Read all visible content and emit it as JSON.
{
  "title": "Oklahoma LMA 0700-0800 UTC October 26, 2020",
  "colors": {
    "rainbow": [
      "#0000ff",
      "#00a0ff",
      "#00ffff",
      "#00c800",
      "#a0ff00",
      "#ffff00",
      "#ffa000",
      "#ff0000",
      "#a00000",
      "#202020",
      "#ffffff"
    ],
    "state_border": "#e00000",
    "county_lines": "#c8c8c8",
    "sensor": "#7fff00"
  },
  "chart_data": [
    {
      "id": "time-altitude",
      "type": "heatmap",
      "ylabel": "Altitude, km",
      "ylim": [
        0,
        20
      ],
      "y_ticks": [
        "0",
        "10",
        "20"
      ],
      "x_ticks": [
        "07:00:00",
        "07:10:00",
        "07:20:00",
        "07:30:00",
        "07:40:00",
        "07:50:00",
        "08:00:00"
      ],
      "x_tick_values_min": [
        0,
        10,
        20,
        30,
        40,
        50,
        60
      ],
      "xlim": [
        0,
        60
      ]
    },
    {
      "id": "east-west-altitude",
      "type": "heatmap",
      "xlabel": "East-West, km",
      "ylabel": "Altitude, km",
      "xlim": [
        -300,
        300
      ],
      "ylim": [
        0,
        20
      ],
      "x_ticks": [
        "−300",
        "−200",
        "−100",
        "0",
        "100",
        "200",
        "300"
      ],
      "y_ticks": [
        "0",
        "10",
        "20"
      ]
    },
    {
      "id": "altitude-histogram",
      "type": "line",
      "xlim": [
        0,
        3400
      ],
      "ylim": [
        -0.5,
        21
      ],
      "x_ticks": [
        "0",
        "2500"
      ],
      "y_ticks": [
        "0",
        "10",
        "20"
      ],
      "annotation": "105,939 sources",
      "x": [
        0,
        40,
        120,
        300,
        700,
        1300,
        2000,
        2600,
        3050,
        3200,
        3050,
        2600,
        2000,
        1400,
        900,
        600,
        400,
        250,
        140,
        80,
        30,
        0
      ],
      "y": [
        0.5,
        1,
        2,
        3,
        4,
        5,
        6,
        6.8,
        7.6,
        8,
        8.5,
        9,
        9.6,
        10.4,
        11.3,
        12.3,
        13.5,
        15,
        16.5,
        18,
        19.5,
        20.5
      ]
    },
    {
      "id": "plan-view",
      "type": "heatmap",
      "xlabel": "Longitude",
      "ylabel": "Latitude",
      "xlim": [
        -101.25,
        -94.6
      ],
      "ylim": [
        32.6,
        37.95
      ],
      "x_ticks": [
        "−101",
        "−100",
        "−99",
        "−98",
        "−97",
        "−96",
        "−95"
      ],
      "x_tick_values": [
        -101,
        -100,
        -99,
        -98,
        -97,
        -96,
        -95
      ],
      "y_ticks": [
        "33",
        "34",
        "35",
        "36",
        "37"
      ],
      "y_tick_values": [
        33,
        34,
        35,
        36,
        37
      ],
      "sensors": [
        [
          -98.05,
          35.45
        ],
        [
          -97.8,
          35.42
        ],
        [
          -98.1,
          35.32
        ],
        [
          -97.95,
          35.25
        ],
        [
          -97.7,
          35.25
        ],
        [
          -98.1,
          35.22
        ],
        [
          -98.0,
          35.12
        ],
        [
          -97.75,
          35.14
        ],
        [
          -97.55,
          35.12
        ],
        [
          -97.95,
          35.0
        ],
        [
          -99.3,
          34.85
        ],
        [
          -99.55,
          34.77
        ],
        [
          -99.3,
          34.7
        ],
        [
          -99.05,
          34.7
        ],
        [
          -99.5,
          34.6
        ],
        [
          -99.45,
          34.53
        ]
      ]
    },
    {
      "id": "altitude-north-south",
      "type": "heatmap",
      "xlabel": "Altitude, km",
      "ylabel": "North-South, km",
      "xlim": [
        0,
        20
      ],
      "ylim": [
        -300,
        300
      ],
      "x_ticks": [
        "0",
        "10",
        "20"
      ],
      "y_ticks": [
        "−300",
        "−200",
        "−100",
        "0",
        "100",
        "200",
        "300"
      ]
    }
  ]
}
···
## What you need to do
Extract all of the data above and output it character for character.

## Task solution
Read all visible content and emit it as JSON.
{
  "title": "Oklahoma LMA 0700-0800 UTC October 26, 2020",
  "colors": {
    "rainbow": [
      "#0000ff",
      "#00a0ff",
      "#00ffff",
      "#00c800",
      "#a0ff00",
      "#ffff00",
      "#ffa000",
      "#ff0000",
      "#a00000",
      "#202020",
      "#ffffff"
    ],
    "state_border": "#e00000",
    "county_lines": "#c8c8c8",
    "sensor": "#7fff00"
  },
  "chart_data": [
    {
      "id": "time-altitude",
      "type": "heatmap",
      "ylabel": "Altitude, km",
      "ylim": [
        0,
        20
      ],
      "y_ticks": [
        "0",
        "10",
        "20"
      ],
      "x_ticks": [
        "07:00:00",
        "07:10:00",
        "07:20:00",
        "07:30:00",
        "07:40:00",
        "07:50:00",
        "08:00:00"
      ],
      "x_tick_values_min": [
        0,
        10,
        20,
        30,
        40,
        50,
        60
      ],
      "xlim": [
        0,
        60
      ]
    },
    {
      "id": "east-west-altitude",
      "type": "heatmap",
      "xlabel": "East-West, km",
      "ylabel": "Altitude, km",
      "xlim": [
        -300,
        300
      ],
      "ylim": [
        0,
        20
      ],
      "x_ticks": [
        "−300",
        "−200",
        "−100",
        "0",
        "100",
        "200",
        "300"
      ],
      "y_ticks": [
        "0",
        "10",
        "20"
      ]
    },
    {
      "id": "altitude-histogram",
      "type": "line",
      "xlim": [
        0,
        3400
      ],
      "ylim": [
        -0.5,
        21
      ],
      "x_ticks": [
        "0",
        "2500"
      ],
      "y_ticks": [
        "0",
        "10",
        "20"
      ],
      "annotation": "105,939 sources",
      "x": [
        0,
        40,
        120,
        300,
        700,
        1300,
        2000,
        2600,
        3050,
        3200,
        3050,
        2600,
        2000,
        1400,
        900,
        600,
        400,
        250,
        140,
        80,
        30,
        0
      ],
      "y": [
        0.5,
        1,
        2,
        3,
        4,
        5,
        6,
        6.8,
        7.6,
        8,
        8.5,
        9,
        9.6,
        10.4,
        11.3,
        12.3,
        13.5,
        15,
        16.5,
        18,
        19.5,
        20.5
      ]
    },
    {
      "id": "plan-view",
      "type": "heatmap",
      "xlabel": "Longitude",
      "ylabel": "Latitude",
      "xlim": [
        -101.25,
        -94.6
      ],
      "ylim": [
        32.6,
        37.95
      ],
      "x_ticks": [
        "−101",
        "−100",
        "−99",
        "−98",
        "−97",
        "−96",
        "−95"
      ],
      "x_tick_values": [
        -101,
        -100,
        -99,
        -98,
        -97,
        -96,
        -95
      ],
      "y_ticks": [
        "33",
        "34",
        "35",
        "36",
        "37"
      ],
      "y_tick_values": [
        33,
        34,
        35,
        36,
        37
      ],
      "sensors": [
        [
          -98.05,
          35.45
        ],
        [
          -97.8,
          35.42
        ],
        [
          -98.1,
          35.32
        ],
        [
          -97.95,
          35.25
        ],
        [
          -97.7,
          35.25
        ],
        [
          -98.1,
          35.22
        ],
        [
          -98.0,
          35.12
        ],
        [
          -97.75,
          35.14
        ],
        [
          -97.55,
          35.12
        ],
        [
          -97.95,
          35.0
        ],
        [
          -99.3,
          34.85
        ],
        [
          -99.55,
          34.77
        ],
        [
          -99.3,
          34.7
        ],
        [
          -99.05,
          34.7
        ],
        [
          -99.5,
          34.6
        ],
        [
          -99.45,
          34.53
        ]
      ]
    },
    {
      "id": "altitude-north-south",
      "type": "heatmap",
      "xlabel": "Altitude, km",
      "ylabel": "North-South, km",
      "xlim": [
        0,
        20
      ],
      "ylim": [
        -300,
        300
      ],
      "x_ticks": [
        "0",
        "10",
        "20"
      ],
      "y_ticks": [
        "−300",
        "−200",
        "−100",
        "0",
        "100",
        "200",
        "300"
      ]
    }
  ]
}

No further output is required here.